- [Task item]
Search the records below for the word "swatch" and show every line where it occurs.
Segment Start: Dataset extract
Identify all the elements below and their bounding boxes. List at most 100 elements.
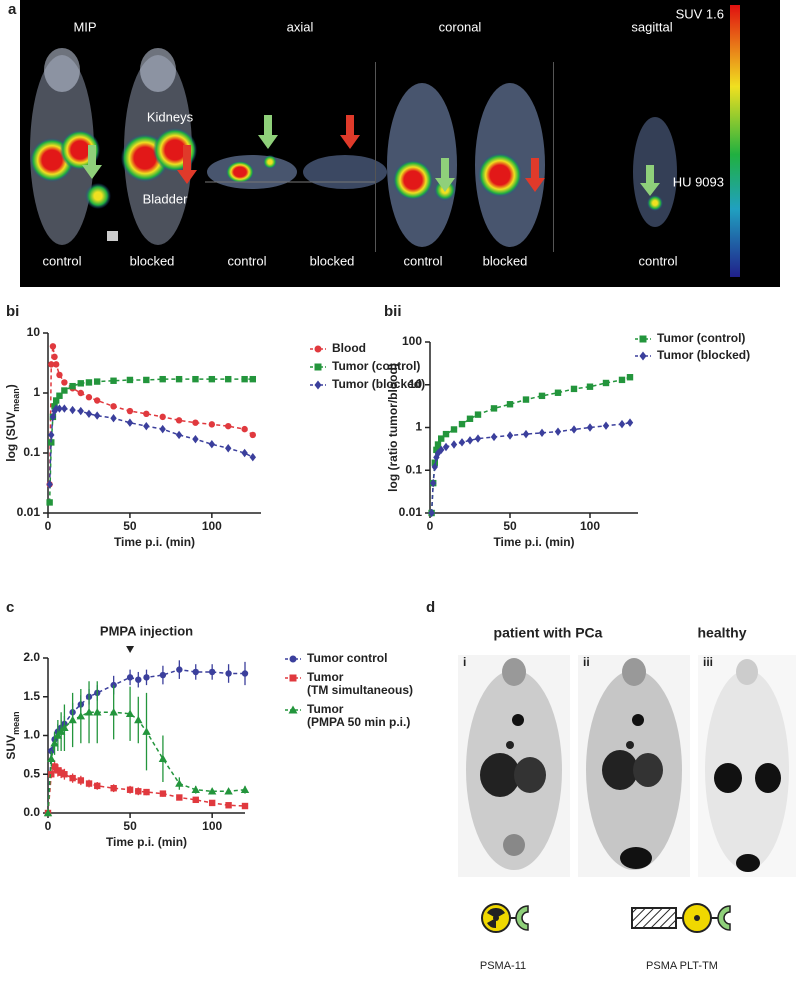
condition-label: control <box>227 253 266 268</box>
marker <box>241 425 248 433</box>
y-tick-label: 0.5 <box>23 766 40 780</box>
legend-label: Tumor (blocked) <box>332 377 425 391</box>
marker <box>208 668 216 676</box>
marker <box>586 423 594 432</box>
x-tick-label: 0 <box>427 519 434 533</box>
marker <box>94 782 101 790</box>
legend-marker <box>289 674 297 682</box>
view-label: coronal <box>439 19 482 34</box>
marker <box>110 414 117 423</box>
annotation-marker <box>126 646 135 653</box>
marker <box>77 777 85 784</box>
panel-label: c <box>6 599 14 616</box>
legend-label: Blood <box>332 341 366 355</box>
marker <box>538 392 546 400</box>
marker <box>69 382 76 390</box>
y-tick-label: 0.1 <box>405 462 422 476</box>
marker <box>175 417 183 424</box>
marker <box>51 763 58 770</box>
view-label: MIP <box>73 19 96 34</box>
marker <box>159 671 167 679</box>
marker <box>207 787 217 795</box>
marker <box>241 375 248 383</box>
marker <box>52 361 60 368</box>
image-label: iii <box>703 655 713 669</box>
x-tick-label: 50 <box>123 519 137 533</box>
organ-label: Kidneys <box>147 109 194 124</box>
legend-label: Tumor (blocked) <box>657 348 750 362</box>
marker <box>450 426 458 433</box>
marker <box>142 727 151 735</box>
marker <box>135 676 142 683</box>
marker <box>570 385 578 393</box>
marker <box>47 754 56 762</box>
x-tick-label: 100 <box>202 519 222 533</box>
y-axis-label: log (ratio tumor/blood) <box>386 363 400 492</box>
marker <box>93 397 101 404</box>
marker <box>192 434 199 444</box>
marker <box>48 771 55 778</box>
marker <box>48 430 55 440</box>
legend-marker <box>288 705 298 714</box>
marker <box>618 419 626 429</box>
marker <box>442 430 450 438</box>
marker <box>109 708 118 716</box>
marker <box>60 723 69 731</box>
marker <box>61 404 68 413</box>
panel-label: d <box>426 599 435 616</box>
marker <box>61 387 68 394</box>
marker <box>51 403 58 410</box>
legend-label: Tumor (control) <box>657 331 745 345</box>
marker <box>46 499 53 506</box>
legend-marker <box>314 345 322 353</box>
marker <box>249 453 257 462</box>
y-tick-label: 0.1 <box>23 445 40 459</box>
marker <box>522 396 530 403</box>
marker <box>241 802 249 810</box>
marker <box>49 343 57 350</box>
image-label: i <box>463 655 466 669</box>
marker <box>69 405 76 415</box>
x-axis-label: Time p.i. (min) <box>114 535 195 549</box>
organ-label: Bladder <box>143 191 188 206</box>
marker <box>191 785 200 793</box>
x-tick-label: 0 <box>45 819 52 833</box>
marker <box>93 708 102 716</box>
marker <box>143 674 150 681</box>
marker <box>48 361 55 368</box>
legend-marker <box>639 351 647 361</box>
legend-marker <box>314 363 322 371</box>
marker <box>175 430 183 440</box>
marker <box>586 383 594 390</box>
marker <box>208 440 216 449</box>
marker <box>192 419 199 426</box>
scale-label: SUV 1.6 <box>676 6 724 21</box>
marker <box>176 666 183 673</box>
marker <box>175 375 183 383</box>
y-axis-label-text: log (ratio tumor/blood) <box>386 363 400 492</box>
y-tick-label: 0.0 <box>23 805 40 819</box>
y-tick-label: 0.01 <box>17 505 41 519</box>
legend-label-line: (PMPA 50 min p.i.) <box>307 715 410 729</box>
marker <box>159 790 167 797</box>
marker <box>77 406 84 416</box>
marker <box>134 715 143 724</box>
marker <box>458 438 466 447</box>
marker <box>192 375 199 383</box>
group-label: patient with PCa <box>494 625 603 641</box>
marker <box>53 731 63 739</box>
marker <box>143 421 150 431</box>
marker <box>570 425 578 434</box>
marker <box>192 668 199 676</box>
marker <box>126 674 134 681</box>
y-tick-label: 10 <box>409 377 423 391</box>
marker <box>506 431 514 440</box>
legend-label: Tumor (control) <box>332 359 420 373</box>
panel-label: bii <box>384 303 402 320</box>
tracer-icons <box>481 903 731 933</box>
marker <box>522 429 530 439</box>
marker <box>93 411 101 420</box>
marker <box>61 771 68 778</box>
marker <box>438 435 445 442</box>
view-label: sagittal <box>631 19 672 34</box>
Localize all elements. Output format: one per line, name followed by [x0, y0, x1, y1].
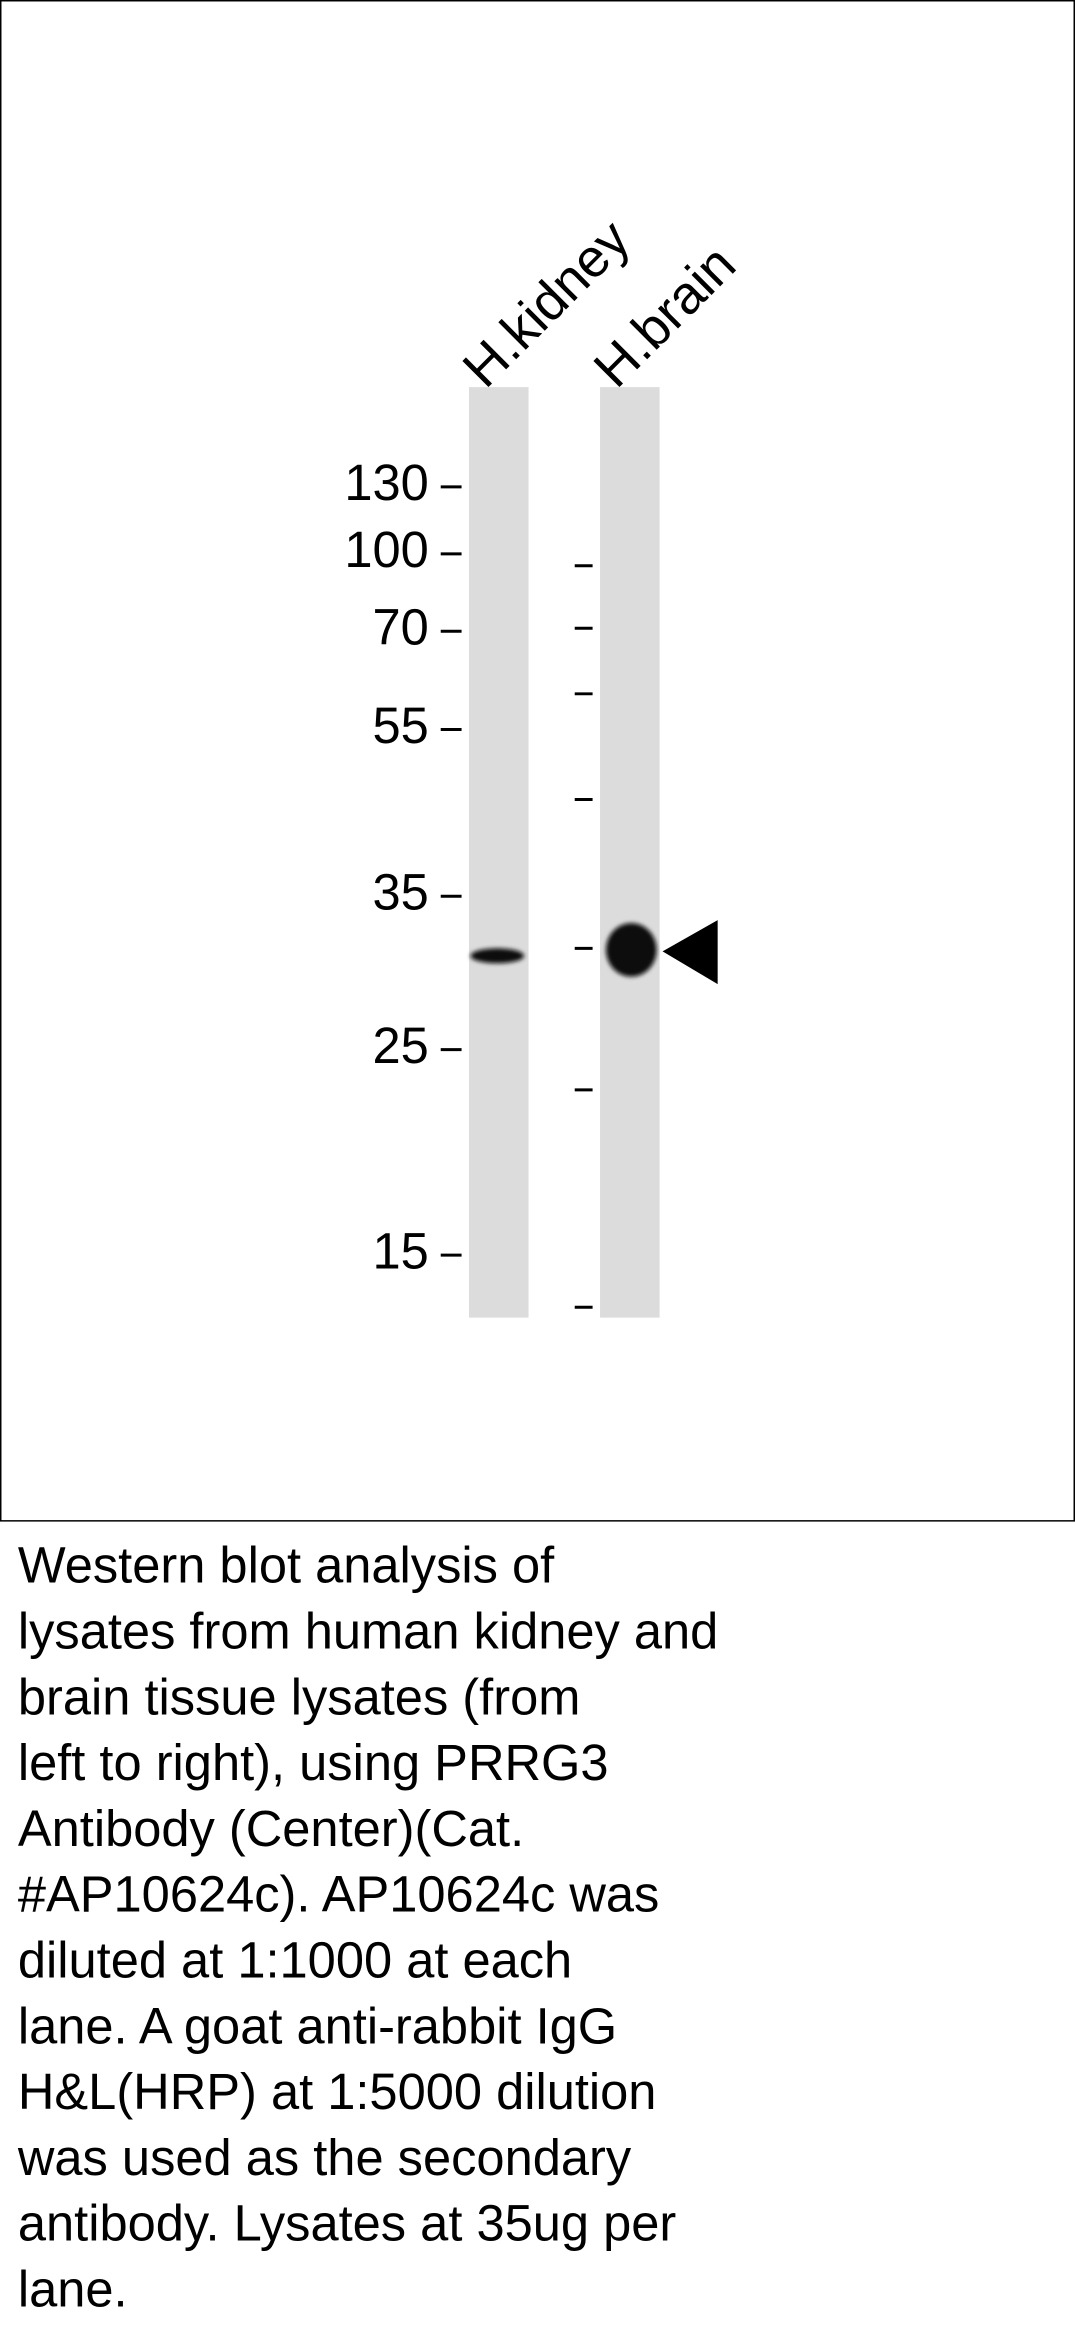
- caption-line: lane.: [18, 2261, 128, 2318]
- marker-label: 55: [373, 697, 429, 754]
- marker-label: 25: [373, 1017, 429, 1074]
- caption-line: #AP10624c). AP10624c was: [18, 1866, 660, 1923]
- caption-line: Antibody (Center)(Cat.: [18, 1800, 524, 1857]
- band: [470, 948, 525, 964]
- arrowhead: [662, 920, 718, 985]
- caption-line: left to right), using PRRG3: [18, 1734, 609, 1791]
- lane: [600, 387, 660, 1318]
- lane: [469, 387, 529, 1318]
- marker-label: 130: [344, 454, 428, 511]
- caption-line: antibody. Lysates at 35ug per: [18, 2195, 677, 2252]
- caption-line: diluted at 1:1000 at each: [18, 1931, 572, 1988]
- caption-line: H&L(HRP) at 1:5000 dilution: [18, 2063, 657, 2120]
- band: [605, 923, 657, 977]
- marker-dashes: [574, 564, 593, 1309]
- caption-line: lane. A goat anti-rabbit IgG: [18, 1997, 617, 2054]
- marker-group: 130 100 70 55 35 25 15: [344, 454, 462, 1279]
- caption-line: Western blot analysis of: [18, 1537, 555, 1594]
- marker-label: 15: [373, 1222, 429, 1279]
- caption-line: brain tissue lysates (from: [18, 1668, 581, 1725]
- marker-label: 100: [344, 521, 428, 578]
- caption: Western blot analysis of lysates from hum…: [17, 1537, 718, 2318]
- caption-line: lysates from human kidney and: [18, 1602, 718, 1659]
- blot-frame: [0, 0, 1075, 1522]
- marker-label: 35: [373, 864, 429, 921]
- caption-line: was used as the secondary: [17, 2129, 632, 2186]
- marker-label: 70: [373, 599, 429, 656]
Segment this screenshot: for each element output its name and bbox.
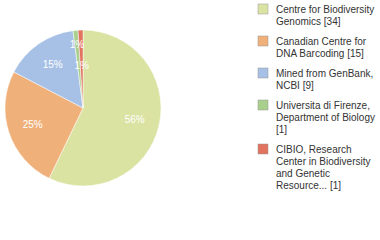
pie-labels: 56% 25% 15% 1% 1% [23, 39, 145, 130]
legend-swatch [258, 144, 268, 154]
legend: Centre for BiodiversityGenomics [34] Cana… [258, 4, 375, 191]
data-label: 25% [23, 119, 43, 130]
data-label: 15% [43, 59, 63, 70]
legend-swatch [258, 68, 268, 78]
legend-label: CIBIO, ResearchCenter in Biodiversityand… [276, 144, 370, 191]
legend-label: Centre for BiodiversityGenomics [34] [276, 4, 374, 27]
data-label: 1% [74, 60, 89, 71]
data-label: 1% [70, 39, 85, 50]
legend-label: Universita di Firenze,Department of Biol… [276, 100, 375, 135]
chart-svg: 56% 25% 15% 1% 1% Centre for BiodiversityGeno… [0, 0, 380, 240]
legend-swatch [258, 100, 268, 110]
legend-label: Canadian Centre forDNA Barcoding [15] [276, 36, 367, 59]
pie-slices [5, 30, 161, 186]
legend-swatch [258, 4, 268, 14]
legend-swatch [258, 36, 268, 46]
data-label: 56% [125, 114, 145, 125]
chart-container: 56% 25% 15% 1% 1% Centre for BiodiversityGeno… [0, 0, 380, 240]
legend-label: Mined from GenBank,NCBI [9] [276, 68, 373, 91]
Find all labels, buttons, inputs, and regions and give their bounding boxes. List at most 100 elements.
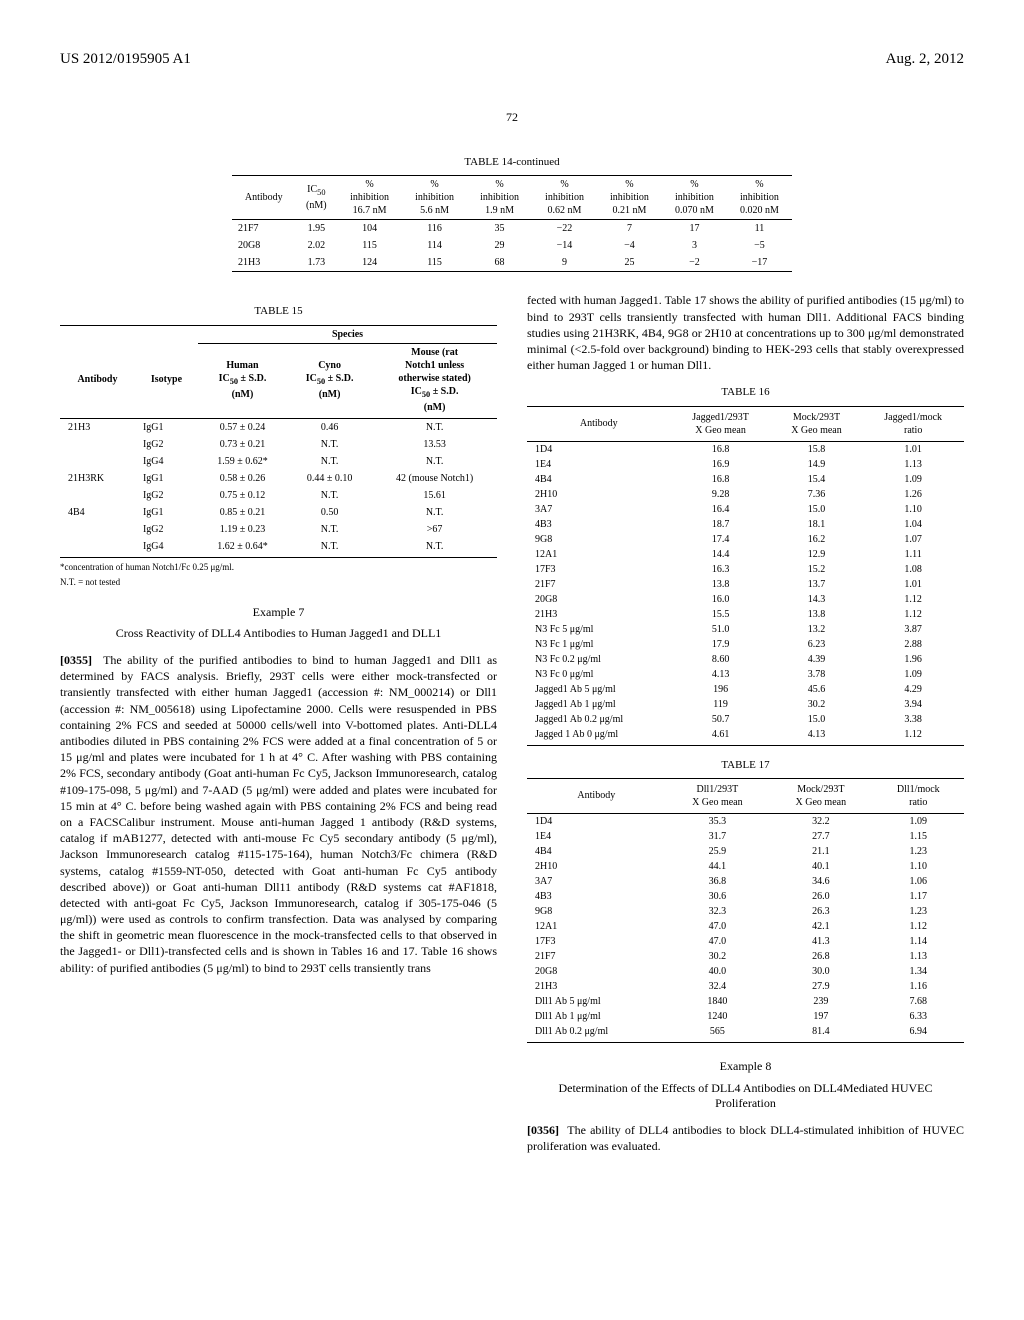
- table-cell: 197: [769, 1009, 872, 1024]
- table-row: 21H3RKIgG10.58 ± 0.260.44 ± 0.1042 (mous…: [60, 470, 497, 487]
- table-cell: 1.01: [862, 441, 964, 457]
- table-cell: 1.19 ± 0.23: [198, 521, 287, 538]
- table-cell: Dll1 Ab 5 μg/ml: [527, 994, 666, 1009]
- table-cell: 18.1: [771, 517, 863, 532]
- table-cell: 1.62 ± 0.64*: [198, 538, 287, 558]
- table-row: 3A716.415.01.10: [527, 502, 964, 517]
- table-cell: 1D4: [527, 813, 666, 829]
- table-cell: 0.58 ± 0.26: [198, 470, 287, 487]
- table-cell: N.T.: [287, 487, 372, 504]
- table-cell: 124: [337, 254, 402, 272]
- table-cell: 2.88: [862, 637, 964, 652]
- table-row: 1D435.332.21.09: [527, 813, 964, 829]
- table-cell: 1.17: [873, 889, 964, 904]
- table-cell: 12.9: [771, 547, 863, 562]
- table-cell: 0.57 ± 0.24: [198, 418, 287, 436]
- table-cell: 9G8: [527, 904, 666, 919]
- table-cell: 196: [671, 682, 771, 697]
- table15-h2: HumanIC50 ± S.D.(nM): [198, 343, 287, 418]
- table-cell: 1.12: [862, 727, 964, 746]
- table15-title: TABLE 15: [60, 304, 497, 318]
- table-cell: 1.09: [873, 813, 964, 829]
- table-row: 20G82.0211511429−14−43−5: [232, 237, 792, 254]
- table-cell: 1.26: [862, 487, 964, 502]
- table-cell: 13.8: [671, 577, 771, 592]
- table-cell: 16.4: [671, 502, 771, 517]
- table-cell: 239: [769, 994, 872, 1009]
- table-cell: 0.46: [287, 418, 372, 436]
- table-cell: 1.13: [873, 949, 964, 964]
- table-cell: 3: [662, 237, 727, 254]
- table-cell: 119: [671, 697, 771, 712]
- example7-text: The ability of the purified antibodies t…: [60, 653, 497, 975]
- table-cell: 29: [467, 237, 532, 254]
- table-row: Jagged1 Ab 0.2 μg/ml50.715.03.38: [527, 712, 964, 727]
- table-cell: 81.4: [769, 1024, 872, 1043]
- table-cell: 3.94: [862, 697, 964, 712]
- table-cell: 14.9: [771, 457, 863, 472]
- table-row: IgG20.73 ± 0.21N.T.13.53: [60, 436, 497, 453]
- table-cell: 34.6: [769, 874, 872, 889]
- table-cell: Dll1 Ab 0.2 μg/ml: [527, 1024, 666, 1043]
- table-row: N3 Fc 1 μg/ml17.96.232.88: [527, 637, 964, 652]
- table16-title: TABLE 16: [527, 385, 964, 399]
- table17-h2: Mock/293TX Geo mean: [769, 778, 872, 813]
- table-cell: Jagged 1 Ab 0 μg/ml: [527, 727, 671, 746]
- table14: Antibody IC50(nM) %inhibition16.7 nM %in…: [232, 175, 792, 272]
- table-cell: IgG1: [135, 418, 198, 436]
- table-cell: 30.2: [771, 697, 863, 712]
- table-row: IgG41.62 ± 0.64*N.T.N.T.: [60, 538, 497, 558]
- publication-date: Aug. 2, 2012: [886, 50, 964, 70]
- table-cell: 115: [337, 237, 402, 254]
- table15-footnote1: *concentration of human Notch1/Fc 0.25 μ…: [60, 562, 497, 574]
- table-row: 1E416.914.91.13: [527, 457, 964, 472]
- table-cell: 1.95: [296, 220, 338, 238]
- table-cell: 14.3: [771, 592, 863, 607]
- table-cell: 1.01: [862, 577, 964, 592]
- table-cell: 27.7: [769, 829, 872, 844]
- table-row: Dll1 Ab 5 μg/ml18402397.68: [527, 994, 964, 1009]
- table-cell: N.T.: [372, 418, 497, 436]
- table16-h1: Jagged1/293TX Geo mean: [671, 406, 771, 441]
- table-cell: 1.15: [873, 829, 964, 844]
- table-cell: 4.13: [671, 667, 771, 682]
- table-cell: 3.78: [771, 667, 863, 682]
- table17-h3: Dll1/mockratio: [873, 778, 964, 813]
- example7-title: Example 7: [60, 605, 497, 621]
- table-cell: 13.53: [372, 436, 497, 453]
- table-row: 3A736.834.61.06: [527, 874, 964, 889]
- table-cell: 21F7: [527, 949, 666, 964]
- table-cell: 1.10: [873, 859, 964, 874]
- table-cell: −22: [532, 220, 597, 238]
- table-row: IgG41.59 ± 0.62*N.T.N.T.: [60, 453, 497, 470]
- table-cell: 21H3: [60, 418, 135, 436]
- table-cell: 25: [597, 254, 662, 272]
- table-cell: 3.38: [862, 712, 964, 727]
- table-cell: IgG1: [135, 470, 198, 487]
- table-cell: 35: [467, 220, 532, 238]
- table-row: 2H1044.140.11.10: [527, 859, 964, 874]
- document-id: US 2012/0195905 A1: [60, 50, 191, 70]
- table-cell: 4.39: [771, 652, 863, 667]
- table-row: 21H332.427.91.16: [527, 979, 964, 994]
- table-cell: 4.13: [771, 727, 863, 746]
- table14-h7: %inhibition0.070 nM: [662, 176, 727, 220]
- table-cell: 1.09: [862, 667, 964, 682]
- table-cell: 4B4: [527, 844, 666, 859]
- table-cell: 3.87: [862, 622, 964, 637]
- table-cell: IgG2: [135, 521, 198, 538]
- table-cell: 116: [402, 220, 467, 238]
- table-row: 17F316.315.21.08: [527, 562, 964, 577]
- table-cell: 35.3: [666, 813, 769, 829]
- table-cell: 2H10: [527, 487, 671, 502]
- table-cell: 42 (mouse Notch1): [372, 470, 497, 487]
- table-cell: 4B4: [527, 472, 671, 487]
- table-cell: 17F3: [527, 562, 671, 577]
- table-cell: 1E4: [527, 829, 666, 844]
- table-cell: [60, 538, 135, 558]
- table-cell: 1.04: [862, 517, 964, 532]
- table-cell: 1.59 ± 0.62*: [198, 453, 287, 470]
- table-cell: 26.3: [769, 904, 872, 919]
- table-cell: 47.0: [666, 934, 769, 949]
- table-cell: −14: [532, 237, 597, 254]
Segment End: Dataset extract
- [Answer space]
legend-swatch [258, 144, 268, 154]
legend-swatch [258, 68, 268, 78]
legend-swatch [258, 100, 268, 110]
legend-swatch [258, 4, 268, 14]
legend-swatch [258, 36, 268, 46]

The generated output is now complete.